**Material provided**.
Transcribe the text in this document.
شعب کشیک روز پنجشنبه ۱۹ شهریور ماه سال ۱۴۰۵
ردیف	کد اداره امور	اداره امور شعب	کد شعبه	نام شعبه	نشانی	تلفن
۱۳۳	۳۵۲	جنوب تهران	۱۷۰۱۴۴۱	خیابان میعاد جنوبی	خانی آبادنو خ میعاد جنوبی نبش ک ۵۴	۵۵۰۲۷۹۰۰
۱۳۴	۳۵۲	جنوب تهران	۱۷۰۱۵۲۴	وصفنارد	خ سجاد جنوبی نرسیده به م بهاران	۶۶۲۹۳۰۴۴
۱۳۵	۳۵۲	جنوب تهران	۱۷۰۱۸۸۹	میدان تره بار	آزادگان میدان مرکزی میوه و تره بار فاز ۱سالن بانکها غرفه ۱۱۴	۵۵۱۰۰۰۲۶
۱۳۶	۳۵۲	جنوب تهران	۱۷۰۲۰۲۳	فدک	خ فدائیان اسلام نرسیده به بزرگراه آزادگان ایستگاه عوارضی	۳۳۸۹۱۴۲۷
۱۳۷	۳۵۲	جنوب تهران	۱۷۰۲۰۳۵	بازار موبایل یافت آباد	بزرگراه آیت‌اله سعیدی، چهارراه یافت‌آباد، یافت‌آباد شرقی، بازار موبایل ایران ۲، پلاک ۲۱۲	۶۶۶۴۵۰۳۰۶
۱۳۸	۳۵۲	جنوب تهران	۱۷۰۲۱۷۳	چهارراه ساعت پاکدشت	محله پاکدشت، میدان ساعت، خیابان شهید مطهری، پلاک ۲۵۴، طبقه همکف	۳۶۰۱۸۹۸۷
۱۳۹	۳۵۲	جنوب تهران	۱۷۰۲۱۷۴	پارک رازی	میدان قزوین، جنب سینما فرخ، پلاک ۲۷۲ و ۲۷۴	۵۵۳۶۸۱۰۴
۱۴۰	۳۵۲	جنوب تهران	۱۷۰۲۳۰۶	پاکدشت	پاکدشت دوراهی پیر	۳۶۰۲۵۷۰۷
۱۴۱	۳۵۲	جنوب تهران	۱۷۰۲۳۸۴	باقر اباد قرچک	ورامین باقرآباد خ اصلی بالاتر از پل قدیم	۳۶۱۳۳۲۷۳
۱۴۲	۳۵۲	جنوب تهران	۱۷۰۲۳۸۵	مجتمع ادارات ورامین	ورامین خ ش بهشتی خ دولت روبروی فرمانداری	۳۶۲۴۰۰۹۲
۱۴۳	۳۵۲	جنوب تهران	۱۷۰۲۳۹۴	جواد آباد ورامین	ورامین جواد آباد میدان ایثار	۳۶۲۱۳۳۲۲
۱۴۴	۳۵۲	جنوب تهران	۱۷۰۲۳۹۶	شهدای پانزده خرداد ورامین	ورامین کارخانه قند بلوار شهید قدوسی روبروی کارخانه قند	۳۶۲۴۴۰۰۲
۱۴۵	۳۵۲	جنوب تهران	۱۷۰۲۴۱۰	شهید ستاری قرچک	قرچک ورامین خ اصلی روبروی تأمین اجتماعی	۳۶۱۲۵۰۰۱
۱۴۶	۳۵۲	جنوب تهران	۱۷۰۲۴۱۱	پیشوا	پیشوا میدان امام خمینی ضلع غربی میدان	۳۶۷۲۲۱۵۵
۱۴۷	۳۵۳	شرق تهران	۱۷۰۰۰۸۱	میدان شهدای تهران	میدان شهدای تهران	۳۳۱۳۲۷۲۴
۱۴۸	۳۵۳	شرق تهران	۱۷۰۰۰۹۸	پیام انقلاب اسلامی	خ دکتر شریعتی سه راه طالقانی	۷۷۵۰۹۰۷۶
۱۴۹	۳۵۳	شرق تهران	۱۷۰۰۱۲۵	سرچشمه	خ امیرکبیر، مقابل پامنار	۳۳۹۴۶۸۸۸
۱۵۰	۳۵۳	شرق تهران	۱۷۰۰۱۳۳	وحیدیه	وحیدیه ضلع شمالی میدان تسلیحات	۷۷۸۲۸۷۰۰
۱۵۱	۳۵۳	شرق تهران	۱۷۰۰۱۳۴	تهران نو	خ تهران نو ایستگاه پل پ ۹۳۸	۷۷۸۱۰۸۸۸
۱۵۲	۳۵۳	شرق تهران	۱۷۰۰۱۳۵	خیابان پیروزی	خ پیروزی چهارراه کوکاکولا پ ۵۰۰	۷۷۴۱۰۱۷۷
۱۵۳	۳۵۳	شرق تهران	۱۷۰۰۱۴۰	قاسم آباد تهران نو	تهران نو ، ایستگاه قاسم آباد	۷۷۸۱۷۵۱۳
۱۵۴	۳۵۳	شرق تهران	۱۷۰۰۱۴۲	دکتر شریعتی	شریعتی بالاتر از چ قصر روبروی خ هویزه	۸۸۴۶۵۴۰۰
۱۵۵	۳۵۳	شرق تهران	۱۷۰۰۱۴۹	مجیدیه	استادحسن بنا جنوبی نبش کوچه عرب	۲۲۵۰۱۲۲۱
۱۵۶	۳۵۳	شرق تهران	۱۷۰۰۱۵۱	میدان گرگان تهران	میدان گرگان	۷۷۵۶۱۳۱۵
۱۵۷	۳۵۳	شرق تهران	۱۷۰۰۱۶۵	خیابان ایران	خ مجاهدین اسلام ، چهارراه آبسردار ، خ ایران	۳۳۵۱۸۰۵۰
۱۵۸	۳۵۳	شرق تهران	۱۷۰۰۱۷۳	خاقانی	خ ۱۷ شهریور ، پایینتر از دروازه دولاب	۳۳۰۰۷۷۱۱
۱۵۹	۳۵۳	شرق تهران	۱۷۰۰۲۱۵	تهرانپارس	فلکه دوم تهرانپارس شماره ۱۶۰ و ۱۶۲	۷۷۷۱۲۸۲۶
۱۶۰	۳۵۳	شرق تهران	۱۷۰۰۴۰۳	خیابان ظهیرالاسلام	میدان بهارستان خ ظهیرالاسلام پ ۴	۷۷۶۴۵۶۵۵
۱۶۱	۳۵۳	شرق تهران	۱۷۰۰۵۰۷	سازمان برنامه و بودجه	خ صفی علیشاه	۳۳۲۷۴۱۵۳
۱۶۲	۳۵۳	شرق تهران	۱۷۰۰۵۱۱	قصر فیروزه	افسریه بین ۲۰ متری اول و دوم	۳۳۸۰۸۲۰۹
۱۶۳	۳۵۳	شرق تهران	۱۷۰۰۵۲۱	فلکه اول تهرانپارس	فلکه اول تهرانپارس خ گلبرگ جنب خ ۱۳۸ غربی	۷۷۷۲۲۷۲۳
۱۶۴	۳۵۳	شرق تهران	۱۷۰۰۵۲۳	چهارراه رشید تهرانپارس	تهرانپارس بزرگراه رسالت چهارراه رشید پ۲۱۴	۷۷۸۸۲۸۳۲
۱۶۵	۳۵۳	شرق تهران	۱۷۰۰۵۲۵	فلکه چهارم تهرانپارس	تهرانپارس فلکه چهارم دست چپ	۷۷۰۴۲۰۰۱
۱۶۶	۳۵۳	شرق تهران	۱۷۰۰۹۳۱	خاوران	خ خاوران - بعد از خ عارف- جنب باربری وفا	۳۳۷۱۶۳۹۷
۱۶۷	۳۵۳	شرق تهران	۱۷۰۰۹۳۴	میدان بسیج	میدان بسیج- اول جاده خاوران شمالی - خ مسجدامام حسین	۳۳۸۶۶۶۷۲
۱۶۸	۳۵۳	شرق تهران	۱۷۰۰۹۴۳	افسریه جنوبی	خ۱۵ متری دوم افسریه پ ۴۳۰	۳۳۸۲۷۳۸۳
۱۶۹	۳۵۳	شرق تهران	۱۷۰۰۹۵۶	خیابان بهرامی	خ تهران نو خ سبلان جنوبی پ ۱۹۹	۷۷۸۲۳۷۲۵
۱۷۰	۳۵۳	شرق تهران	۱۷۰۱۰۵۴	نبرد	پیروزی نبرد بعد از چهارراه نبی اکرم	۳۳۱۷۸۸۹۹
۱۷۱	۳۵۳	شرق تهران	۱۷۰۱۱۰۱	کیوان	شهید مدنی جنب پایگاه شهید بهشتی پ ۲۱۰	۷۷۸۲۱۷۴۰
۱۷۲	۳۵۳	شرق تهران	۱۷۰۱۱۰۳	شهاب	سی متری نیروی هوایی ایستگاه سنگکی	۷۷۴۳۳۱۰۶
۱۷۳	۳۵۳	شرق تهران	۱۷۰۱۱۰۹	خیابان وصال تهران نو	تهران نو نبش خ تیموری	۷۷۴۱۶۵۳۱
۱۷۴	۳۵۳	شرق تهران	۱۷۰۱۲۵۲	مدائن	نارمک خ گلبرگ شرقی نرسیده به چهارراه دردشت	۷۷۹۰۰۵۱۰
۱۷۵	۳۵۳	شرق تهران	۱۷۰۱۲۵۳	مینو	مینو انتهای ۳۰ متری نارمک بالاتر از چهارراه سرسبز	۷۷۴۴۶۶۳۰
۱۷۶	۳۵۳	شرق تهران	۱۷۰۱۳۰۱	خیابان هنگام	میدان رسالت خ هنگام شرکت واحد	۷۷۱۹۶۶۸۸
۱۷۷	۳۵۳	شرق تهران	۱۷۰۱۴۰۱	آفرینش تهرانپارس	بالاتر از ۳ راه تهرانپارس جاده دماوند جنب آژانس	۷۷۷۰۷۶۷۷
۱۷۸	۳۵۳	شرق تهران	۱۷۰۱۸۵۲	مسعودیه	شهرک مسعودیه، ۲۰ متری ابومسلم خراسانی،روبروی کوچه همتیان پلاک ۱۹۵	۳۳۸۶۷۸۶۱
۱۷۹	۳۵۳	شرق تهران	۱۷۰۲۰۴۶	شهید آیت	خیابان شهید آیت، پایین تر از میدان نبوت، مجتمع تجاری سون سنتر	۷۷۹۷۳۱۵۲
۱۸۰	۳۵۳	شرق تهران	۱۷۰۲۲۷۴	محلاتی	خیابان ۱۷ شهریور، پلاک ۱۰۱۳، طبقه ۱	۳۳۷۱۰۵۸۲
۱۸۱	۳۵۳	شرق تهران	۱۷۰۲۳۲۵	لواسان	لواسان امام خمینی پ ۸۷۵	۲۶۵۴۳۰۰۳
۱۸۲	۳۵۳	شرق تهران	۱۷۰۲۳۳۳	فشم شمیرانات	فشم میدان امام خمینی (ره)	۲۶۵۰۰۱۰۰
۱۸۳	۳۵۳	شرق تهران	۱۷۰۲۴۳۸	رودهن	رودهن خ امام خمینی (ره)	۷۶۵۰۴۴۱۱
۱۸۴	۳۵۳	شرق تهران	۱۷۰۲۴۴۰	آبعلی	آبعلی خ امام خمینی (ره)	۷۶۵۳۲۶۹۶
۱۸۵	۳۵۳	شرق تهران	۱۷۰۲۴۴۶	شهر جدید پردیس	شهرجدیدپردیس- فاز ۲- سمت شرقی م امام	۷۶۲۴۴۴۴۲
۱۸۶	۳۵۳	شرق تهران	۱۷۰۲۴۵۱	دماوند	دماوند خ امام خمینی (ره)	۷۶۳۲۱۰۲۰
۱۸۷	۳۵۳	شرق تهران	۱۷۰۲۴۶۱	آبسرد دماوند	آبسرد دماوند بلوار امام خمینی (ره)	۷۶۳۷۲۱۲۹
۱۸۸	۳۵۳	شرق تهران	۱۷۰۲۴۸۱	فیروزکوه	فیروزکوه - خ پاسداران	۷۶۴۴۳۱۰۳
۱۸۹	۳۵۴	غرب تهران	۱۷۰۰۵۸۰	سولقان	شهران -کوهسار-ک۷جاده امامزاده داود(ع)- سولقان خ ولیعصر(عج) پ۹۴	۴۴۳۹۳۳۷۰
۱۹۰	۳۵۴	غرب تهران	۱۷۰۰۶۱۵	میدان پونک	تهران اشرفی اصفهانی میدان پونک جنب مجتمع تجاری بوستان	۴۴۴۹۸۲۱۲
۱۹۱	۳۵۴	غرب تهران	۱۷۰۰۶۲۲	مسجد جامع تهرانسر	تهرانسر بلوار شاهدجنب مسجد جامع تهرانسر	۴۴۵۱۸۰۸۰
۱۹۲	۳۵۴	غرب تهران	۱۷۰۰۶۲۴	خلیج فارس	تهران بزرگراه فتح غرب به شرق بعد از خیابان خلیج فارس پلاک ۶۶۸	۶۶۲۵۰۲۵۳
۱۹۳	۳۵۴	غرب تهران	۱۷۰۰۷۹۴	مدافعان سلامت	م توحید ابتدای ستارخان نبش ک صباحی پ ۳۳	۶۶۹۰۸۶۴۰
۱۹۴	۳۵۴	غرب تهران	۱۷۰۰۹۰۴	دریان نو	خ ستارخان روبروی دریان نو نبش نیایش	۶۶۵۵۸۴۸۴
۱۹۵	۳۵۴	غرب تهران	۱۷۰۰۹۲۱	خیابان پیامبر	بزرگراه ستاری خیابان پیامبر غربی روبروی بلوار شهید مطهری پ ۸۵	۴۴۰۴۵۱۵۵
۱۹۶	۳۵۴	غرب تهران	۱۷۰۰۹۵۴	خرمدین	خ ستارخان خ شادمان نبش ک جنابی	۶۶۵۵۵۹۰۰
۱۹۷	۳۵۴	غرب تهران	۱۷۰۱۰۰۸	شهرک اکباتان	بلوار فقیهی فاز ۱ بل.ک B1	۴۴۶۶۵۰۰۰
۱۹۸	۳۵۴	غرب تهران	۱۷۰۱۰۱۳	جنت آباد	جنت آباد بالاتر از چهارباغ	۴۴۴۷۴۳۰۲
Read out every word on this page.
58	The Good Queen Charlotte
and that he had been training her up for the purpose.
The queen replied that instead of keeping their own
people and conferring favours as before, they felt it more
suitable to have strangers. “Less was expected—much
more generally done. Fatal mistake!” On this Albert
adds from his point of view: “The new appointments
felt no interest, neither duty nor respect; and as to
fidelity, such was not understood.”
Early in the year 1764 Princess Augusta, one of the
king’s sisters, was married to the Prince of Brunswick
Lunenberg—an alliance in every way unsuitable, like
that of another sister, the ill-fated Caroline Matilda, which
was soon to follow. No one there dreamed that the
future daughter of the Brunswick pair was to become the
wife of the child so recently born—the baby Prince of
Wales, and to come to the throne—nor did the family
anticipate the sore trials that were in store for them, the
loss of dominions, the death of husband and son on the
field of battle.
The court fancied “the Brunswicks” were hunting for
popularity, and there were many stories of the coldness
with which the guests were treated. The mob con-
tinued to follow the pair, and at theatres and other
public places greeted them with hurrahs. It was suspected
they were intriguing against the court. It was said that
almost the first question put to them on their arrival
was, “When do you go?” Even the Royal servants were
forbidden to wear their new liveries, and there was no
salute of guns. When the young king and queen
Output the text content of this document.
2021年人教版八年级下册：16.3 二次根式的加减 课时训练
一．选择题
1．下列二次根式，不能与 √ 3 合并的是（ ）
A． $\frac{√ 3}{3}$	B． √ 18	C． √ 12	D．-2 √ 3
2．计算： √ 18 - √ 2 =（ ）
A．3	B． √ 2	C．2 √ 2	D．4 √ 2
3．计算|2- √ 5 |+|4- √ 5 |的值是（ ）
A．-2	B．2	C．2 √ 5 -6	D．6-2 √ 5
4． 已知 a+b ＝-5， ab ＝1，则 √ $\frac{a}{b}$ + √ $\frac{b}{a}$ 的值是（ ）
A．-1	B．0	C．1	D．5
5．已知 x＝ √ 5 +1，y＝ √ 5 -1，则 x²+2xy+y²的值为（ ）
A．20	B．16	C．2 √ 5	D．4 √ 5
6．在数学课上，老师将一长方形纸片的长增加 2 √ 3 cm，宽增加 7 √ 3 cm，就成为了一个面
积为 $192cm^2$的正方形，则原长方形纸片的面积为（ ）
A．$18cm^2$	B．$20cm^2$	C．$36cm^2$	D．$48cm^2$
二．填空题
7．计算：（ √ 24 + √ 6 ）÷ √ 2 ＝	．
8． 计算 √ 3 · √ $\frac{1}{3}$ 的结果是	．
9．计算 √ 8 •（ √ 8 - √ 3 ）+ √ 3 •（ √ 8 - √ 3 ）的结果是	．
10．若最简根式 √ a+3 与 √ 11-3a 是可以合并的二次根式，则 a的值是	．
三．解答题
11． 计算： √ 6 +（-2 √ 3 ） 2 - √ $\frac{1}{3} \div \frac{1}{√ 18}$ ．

**Do this**.
Give again the lines from the line holding "Output the text content of this document." through the close of the listing, both included, exactly as written and with nothing else.

**Response to this exercise**.
Output the text content of this document.
2021年人教版八年级下册：16.3 二次根式的加减 课时训练
一．选择题
1．下列二次根式，不能与 √ 3 合并的是（ ）
A． $\frac{√ 3}{3}$	B． √ 18	C． √ 12	D．-2 √ 3
2．计算： √ 18 - √ 2 =（ ）
A．3	B． √ 2	C．2 √ 2	D．4 √ 2
3．计算|2- √ 5 |+|4- √ 5 |的值是（ ）
A．-2	B．2	C．2 √ 5 -6	D．6-2 √ 5
4． 已知 a+b ＝-5， ab ＝1，则 √ $\frac{a}{b}$ + √ $\frac{b}{a}$ 的值是（ ）
A．-1	B．0	C．1	D．5
5．已知 x＝ √ 5 +1，y＝ √ 5 -1，则 x²+2xy+y²的值为（ ）
A．20	B．16	C．2 √ 5	D．4 √ 5
6．在数学课上，老师将一长方形纸片的长增加 2 √ 3 cm，宽增加 7 √ 3 cm，就成为了一个面
积为 $192cm^2$的正方形，则原长方形纸片的面积为（ ）
A．$18cm^2$	B．$20cm^2$	C．$36cm^2$	D．$48cm^2$
二．填空题
7．计算：（ √ 24 + √ 6 ）÷ √ 2 ＝	．
8． 计算 √ 3 · √ $\frac{1}{3}$ 的结果是	．
9．计算 √ 8 •（ √ 8 - √ 3 ）+ √ 3 •（ √ 8 - √ 3 ）的结果是	．
10．若最简根式 √ a+3 与 √ 11-3a 是可以合并的二次根式，则 a的值是	．
三．解答题
11． 计算： √ 6 +（-2 √ 3 ） 2 - √ $\frac{1}{3} \div \frac{1}{√ 18}$ ．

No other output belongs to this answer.